** start Provided data **

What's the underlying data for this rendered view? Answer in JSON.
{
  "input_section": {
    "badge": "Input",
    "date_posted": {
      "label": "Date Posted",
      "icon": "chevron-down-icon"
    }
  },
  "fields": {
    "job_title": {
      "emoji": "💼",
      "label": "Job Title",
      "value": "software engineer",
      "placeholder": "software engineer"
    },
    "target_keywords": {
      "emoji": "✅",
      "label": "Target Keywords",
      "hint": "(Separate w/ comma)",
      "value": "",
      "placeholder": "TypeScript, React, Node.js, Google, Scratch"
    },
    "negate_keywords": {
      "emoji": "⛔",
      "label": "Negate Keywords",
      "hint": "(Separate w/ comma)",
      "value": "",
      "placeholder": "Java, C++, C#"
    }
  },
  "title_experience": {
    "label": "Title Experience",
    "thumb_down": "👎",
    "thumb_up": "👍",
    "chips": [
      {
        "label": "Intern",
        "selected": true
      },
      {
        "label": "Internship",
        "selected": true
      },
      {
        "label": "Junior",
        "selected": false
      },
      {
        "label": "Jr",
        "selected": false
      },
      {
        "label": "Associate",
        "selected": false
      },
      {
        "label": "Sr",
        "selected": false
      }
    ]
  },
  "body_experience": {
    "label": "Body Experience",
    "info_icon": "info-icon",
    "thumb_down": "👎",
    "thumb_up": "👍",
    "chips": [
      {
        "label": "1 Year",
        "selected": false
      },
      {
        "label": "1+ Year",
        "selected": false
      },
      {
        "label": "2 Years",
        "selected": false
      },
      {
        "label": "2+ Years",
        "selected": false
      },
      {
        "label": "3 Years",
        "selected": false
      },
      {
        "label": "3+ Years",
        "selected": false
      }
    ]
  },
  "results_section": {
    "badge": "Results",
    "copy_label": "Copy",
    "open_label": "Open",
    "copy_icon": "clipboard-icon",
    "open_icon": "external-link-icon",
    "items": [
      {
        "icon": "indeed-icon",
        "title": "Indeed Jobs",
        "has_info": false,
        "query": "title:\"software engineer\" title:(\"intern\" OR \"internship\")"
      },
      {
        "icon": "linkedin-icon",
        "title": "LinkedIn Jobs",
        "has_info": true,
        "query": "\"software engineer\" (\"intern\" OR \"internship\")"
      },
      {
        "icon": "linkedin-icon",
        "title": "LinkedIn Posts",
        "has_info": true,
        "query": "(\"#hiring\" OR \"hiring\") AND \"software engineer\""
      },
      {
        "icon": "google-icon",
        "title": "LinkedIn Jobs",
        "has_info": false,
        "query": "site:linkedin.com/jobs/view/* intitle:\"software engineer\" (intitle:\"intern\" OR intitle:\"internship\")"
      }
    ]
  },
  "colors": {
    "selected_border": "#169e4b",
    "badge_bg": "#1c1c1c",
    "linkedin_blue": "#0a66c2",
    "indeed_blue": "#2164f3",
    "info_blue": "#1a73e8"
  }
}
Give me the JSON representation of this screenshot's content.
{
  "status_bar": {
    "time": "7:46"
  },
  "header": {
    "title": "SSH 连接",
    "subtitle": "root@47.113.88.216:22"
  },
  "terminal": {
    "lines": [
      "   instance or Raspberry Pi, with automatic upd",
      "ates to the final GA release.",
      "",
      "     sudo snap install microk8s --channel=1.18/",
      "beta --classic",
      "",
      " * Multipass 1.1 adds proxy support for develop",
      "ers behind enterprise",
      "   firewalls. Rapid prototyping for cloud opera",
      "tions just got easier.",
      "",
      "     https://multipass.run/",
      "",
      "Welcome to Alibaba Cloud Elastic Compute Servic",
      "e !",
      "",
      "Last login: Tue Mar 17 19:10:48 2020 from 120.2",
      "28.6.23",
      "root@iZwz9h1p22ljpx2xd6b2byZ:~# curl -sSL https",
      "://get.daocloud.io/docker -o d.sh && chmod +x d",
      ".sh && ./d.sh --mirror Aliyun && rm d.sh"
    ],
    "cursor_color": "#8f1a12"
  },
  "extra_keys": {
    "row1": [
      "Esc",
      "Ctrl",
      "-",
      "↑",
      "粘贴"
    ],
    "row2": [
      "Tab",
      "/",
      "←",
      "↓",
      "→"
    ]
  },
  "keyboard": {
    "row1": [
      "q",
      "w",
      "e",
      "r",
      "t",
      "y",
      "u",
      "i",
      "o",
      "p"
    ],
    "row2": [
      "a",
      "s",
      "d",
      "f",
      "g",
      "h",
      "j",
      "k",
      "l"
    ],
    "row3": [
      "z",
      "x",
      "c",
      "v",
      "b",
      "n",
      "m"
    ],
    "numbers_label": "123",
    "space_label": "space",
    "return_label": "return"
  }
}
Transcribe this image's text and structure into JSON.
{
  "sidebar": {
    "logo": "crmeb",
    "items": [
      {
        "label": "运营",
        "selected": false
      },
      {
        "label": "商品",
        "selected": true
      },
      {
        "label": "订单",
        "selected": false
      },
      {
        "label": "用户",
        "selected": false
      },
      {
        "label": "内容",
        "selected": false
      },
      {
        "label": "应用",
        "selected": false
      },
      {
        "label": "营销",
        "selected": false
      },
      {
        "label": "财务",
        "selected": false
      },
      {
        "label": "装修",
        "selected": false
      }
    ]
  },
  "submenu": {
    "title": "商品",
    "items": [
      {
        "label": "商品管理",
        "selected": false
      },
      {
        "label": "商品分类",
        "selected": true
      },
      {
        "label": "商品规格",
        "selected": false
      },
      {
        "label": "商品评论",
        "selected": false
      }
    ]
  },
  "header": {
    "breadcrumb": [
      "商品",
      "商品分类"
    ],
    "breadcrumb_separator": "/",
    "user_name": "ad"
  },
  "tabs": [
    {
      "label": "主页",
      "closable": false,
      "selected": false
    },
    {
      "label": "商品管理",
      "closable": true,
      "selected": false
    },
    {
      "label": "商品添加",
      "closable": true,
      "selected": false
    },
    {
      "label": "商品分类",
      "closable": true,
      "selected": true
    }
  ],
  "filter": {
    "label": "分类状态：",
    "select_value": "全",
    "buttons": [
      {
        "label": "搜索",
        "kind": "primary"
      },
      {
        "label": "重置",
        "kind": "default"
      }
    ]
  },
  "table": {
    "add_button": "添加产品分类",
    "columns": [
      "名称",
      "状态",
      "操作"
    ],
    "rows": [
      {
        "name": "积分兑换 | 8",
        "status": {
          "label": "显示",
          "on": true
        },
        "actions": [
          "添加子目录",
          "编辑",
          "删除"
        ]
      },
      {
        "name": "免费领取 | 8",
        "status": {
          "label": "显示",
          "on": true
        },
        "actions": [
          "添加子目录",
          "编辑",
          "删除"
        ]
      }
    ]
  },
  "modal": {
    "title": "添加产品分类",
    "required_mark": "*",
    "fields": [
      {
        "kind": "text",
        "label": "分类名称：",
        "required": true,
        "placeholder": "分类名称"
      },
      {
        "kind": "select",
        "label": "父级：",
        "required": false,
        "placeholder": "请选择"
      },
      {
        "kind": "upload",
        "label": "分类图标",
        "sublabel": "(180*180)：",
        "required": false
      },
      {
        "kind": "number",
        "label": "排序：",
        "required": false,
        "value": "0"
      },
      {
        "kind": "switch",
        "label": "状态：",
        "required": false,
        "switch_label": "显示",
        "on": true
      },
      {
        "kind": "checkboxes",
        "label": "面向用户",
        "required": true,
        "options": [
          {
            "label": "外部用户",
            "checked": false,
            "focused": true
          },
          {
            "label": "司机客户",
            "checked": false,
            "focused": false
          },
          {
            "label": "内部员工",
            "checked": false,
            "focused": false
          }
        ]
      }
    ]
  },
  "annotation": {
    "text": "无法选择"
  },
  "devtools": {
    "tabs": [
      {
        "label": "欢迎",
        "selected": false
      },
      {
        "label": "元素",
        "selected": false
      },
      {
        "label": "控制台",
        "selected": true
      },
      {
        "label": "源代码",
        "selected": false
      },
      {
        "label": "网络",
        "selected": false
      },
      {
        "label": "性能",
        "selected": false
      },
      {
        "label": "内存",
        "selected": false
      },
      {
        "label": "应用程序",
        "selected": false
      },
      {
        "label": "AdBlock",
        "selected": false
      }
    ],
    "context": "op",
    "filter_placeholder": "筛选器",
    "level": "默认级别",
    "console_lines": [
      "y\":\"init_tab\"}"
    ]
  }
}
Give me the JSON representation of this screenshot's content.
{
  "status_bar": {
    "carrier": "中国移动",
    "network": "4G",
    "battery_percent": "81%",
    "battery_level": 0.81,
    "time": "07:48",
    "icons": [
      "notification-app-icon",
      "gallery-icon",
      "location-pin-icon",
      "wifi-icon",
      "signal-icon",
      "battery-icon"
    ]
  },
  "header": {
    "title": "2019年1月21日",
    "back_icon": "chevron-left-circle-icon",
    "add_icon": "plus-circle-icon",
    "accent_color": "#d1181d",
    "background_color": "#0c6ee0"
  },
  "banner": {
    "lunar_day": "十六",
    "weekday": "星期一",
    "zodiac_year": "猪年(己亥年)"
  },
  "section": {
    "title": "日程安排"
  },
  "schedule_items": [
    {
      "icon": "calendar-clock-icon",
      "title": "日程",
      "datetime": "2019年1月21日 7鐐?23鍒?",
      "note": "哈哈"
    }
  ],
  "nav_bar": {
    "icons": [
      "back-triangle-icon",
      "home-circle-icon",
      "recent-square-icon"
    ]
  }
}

** end Provided data **

• _Exercise_
Pick out the lines that have the word "Years". Copy them all.

• _Result of this exercise_
        "label": "2 Years",
        "label": "2+ Years",
        "label": "3 Years",
        "label": "3+ Years",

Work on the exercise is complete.